Dataset entries

** start **

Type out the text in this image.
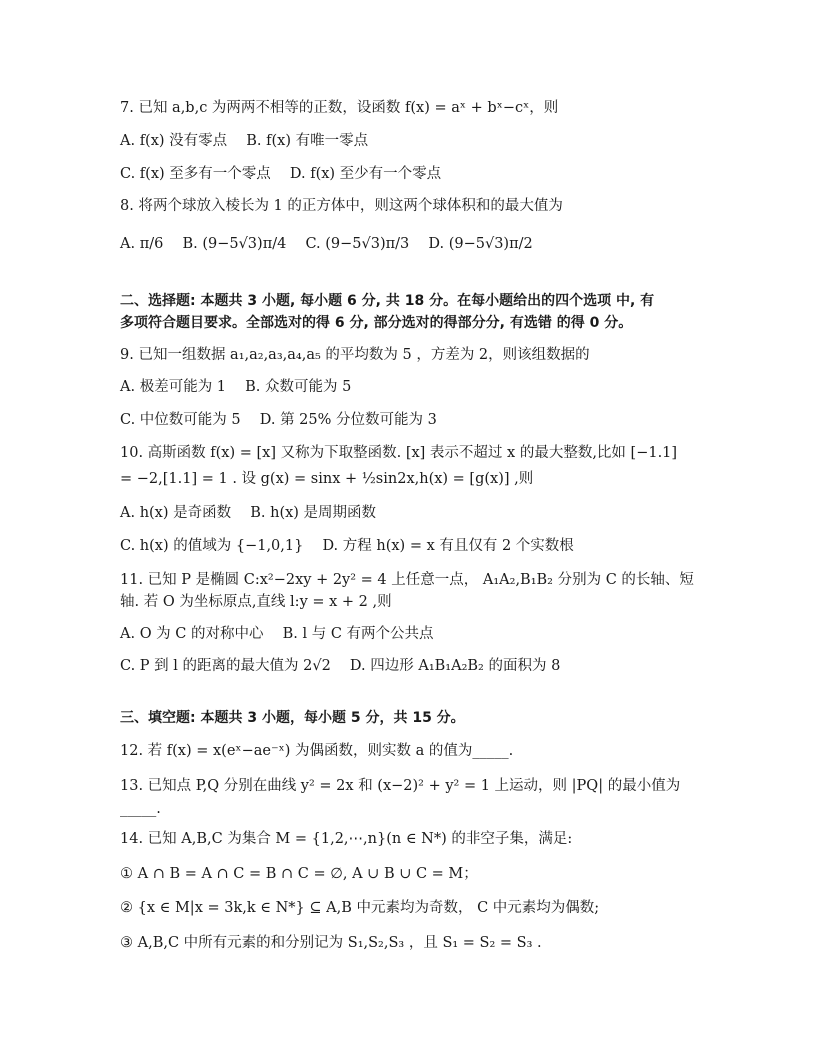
7. 已知 a,b,c 为两两不相等的正数，设函数 f(x) = aˣ + bˣ−cˣ，则
A. f(x) 没有零点　 B. f(x) 有唯一零点
C. f(x) 至多有一个零点　 D. f(x) 至少有一个零点
8. 将两个球放入棱长为 1 的正方体中，则这两个球体积和的最大值为
A. π/6　 B. (9−5√3)π/4　 C. (9−5√3)π/3　 D. (9−5√3)π/2
二、选择题: 本题共 3 小题, 每小题 6 分, 共 18 分。在每小题给出的四个选项 中, 有
多项符合题目要求。全部选对的得 6 分, 部分选对的得部分分, 有选错 的得 0 分。
9. 已知一组数据 a₁,a₂,a₃,a₄,a₅ 的平均数为 5 ，方差为 2，则该组数据的
A. 极差可能为 1　 B. 众数可能为 5
C. 中位数可能为 5　 D. 第 25% 分位数可能为 3
10. 高斯函数 f(x) = [x] 又称为下取整函数. [x] 表示不超过 x 的最大整数,比如 [−1.1]
= −2,[1.1] = 1 . 设 g(x) = sinx + ½sin2x,h(x) = [g(x)] ,则
A. h(x) 是奇函数　 B. h(x) 是周期函数
C. h(x) 的值域为 {−1,0,1}　 D. 方程 h(x) = x 有且仅有 2 个实数根
11. 已知 P 是椭圆 C:x²−2xy + 2y² = 4 上任意一点， A₁A₂,B₁B₂ 分别为 C 的长轴、短
轴. 若 O 为坐标原点,直线 l:y = x + 2 ,则
A. O 为 C 的对称中心　 B. l 与 C 有两个公共点
C. P 到 l 的距离的最大值为 2√2　 D. 四边形 A₁B₁A₂B₂ 的面积为 8
三、填空题: 本题共 3 小题，每小题 5 分，共 15 分。
12. 若 f(x) = x(eˣ−ae⁻ˣ) 为偶函数，则实数 a 的值为_____.
13. 已知点 P,Q 分别在曲线 y² = 2x 和 (x−2)² + y² = 1 上运动，则 |PQ| 的最小值为
_____.
14. 已知 A,B,C 为集合 M = {1,2,⋯,n}(n ∈ N*) 的非空子集，满足:
① A ∩ B = A ∩ C = B ∩ C = ∅, A ∪ B ∪ C = M；
② {x ∈ M|x = 3k,k ∈ N*} ⊆ A,B 中元素均为奇数， C 中元素均为偶数;
③ A,B,C 中所有元素的和分别记为 S₁,S₂,S₃ ，且 S₁ = S₂ = S₃ .
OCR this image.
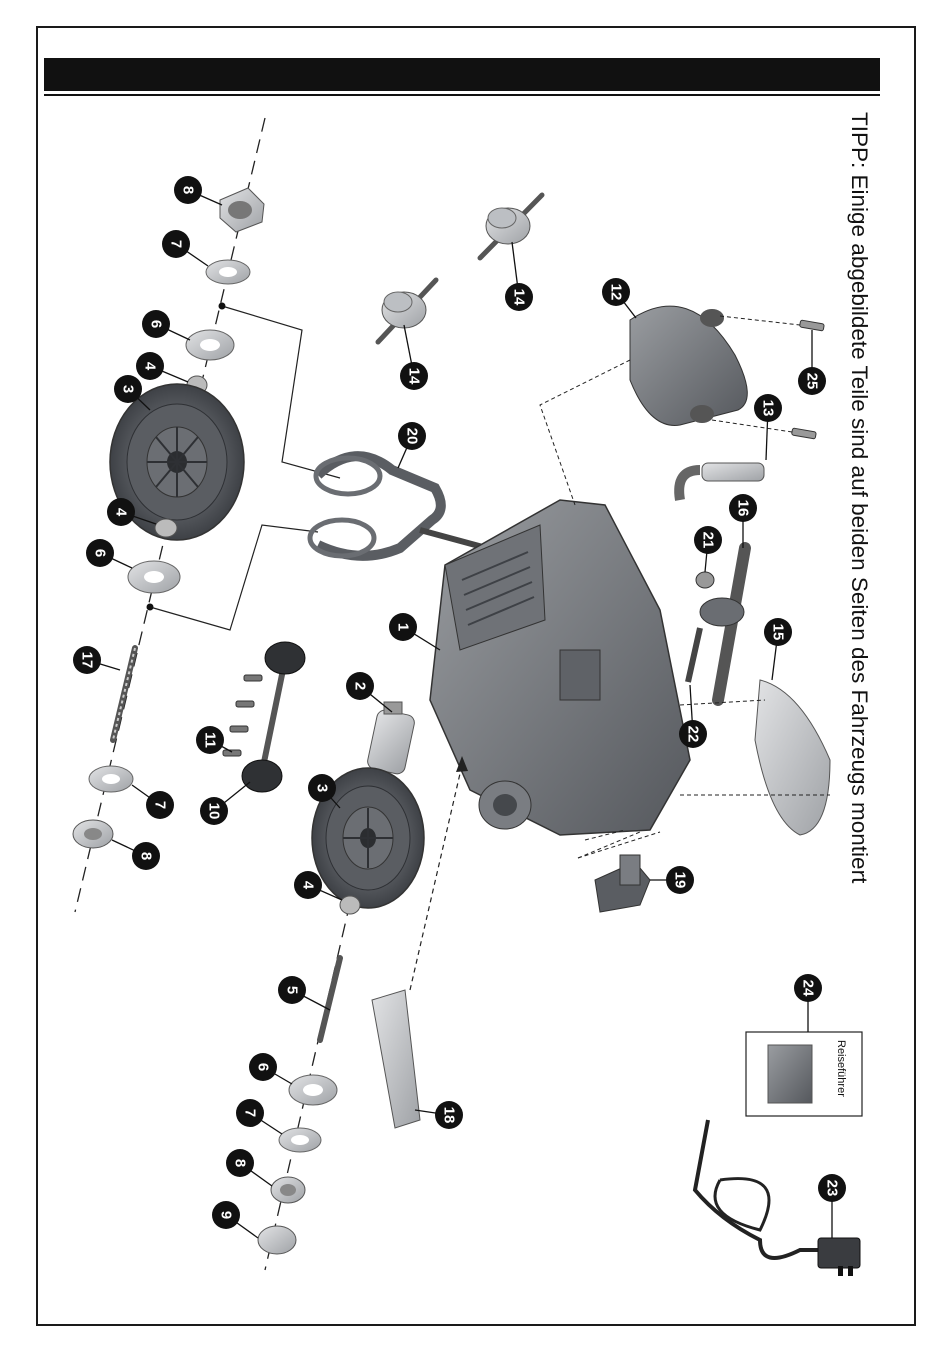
TIPP: Einige abgebildete Teile sind auf beiden Seiten des Fahrzeugs montiert
Reiseführer
1
2
3
3
4
4
4
5
6
6
6
7
7
7
8
8
8
9
10
11
12
13
14
14
15
16
17
18
19
20
21
22
23
24
25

** end **

◆ **Direction**: Make an exact copy of the whole listing, but don't bring over any pictures.

◆ **Completed task**:
Type out the text in this image.
7. 已知 a,b,c 为两两不相等的正数，设函数 f(x) = aˣ + bˣ−cˣ，则
A. f(x) 没有零点　 B. f(x) 有唯一零点
C. f(x) 至多有一个零点　 D. f(x) 至少有一个零点
8. 将两个球放入棱长为 1 的正方体中，则这两个球体积和的最大值为
A. π/6　 B. (9−5√3)π/4　 C. (9−5√3)π/3　 D. (9−5√3)π/2
二、选择题: 本题共 3 小题, 每小题 6 分, 共 18 分。在每小题给出的四个选项 中, 有
多项符合题目要求。全部选对的得 6 分, 部分选对的得部分分, 有选错 的得 0 分。
9. 已知一组数据 a₁,a₂,a₃,a₄,a₅ 的平均数为 5 ，方差为 2，则该组数据的
A. 极差可能为 1　 B. 众数可能为 5
C. 中位数可能为 5　 D. 第 25% 分位数可能为 3
10. 高斯函数 f(x) = [x] 又称为下取整函数. [x] 表示不超过 x 的最大整数,比如 [−1.1]
= −2,[1.1] = 1 . 设 g(x) = sinx + ½sin2x,h(x) = [g(x)] ,则
A. h(x) 是奇函数　 B. h(x) 是周期函数
C. h(x) 的值域为 {−1,0,1}　 D. 方程 h(x) = x 有且仅有 2 个实数根
11. 已知 P 是椭圆 C:x²−2xy + 2y² = 4 上任意一点， A₁A₂,B₁B₂ 分别为 C 的长轴、短
轴. 若 O 为坐标原点,直线 l:y = x + 2 ,则
A. O 为 C 的对称中心　 B. l 与 C 有两个公共点
C. P 到 l 的距离的最大值为 2√2　 D. 四边形 A₁B₁A₂B₂ 的面积为 8
三、填空题: 本题共 3 小题，每小题 5 分，共 15 分。
12. 若 f(x) = x(eˣ−ae⁻ˣ) 为偶函数，则实数 a 的值为_____.
13. 已知点 P,Q 分别在曲线 y² = 2x 和 (x−2)² + y² = 1 上运动，则 |PQ| 的最小值为
_____.
14. 已知 A,B,C 为集合 M = {1,2,⋯,n}(n ∈ N*) 的非空子集，满足:
① A ∩ B = A ∩ C = B ∩ C = ∅, A ∪ B ∪ C = M；
② {x ∈ M|x = 3k,k ∈ N*} ⊆ A,B 中元素均为奇数， C 中元素均为偶数;
③ A,B,C 中所有元素的和分别记为 S₁,S₂,S₃ ，且 S₁ = S₂ = S₃ .
OCR this image.
TIPP: Einige abgebildete Teile sind auf beiden Seiten des Fahrzeugs montiert
Reiseführer
1
2
3
3
4
4
4
5
6
6
6
7
7
7
8
8
8
9
10
11
12
13
14
14
15
16
17
18
19
20
21
22
23
24
25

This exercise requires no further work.